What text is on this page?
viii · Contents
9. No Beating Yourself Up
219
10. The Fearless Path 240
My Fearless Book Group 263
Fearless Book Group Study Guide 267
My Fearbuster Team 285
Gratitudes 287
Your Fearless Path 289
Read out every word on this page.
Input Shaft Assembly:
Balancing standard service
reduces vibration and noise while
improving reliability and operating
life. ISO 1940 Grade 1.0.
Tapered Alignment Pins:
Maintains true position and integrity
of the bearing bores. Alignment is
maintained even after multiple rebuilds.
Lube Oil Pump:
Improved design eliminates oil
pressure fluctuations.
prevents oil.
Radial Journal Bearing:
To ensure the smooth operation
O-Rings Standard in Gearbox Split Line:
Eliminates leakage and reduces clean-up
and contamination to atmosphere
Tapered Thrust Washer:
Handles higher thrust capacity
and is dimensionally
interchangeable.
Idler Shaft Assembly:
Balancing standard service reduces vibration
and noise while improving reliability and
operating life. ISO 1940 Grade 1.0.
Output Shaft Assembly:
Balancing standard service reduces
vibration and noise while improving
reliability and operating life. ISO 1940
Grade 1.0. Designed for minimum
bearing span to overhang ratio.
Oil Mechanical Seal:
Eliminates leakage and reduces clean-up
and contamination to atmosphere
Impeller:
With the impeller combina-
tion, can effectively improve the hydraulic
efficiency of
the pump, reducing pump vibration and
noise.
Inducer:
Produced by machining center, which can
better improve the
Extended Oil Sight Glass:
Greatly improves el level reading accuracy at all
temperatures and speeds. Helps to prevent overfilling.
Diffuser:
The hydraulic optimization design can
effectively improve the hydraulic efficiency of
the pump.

^^^^^^^^^^^^^^^^

■ Task to complete
Search the data for "Path". Copy every matching line.

■ Worked solution
10. The Fearless Path 240
Your Fearless Path 289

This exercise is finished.